What is being asked
Locate and copy each line in the data that contains the word "study".

++++++

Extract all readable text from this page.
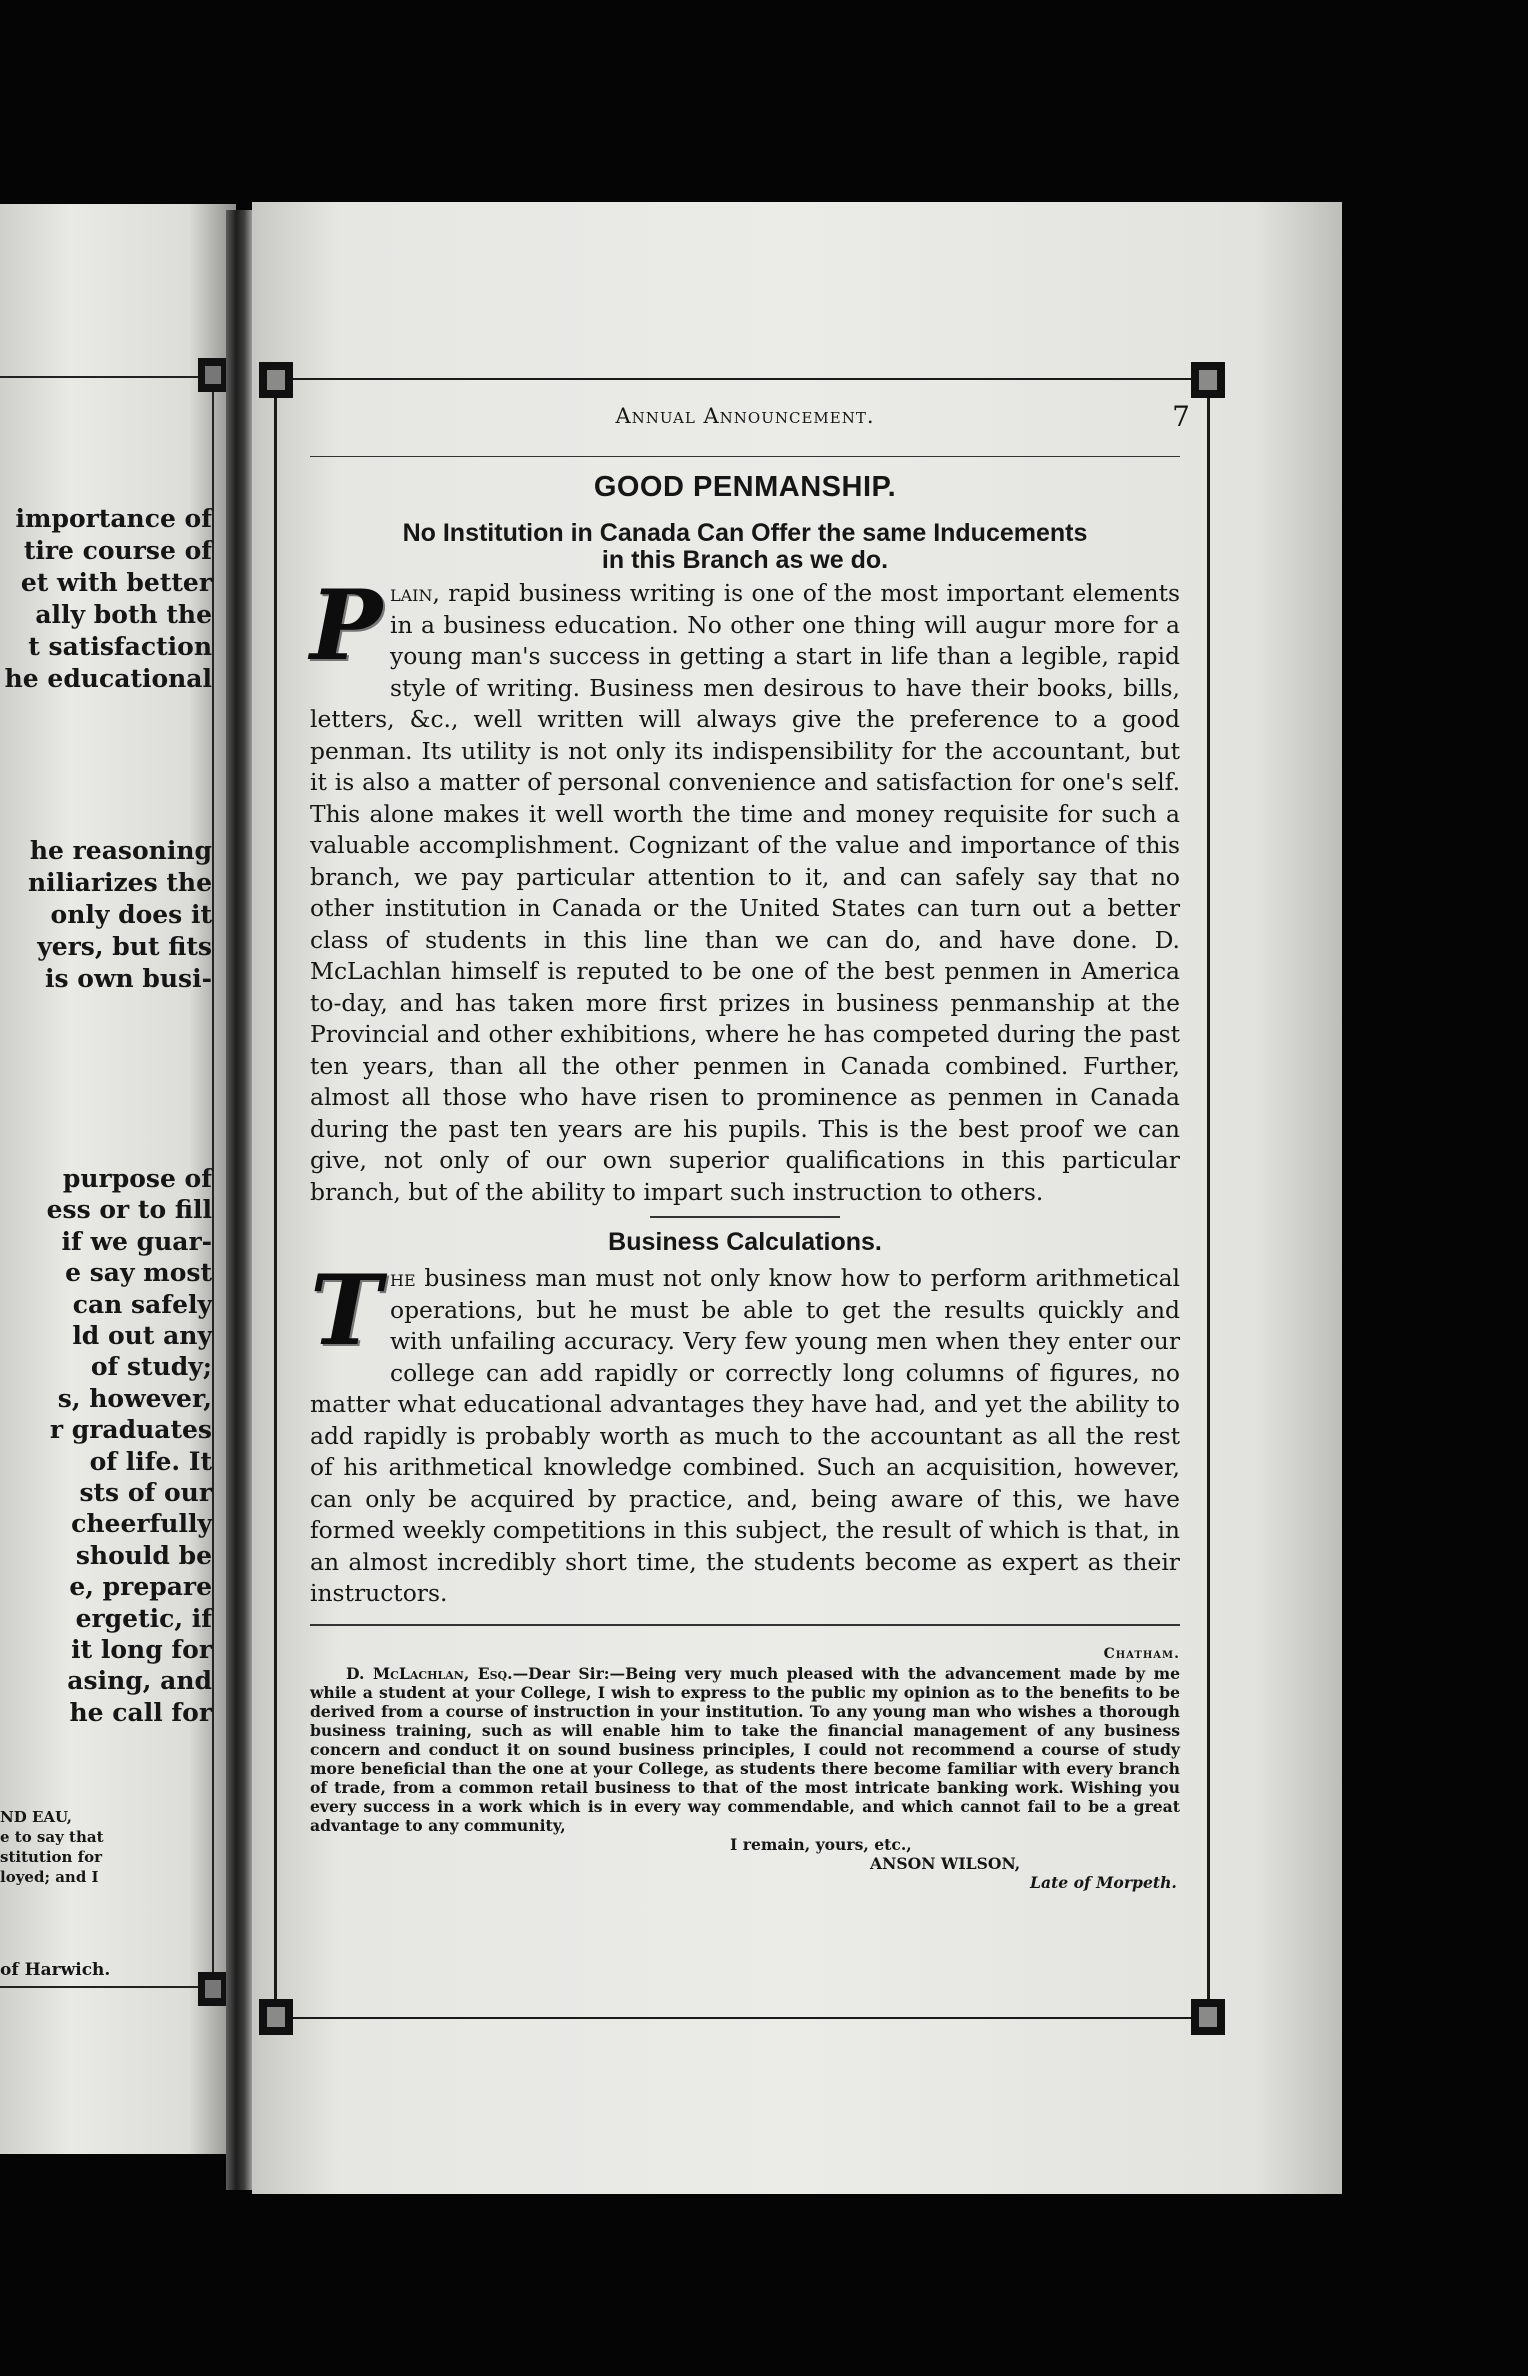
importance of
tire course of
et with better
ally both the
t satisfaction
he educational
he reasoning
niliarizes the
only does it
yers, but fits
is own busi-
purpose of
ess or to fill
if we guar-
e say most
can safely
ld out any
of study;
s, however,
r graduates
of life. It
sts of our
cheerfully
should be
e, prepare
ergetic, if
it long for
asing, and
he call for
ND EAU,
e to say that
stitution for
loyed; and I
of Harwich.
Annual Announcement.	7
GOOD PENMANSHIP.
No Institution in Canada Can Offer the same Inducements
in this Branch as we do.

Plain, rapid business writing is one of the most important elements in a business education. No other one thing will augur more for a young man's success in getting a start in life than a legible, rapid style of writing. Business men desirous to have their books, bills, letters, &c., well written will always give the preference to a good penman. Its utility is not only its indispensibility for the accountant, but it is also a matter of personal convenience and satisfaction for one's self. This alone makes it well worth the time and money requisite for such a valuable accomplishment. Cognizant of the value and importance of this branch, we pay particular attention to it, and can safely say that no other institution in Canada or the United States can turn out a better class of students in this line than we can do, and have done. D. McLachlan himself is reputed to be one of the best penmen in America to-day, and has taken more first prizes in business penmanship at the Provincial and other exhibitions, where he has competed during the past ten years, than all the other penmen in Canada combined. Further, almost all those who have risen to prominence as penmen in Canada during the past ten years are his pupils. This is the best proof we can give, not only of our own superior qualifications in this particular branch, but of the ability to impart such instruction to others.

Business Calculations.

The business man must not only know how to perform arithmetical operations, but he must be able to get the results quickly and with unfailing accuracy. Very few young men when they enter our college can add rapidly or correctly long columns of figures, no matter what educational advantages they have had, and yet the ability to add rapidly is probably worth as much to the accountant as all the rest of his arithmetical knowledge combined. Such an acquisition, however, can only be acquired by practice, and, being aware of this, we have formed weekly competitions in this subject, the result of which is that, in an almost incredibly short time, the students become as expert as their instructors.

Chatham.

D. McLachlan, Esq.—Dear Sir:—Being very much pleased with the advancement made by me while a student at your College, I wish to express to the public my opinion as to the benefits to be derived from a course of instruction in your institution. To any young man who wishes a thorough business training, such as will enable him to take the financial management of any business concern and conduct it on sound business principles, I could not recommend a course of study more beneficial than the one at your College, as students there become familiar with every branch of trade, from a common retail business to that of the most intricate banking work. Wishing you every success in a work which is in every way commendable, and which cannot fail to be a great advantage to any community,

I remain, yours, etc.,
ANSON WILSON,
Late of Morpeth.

++++++

Full output
of study;
D. McLachlan, Esq.—Dear Sir:—Being very much pleased with the advancement made by me while a student at your College, I wish to express to the public my opinion as to the benefits to be derived from a course of instruction in your institution. To any young man who wishes a thorough business training, such as will enable him to take the financial management of any business concern and conduct it on sound business principles, I could not recommend a course of study more beneficial than the one at your College, as students there become familiar with every branch of trade, from a common retail business to that of the most intricate banking work. Wishing you every success in a work which is in every way commendable, and which cannot fail to be a great advantage to any community,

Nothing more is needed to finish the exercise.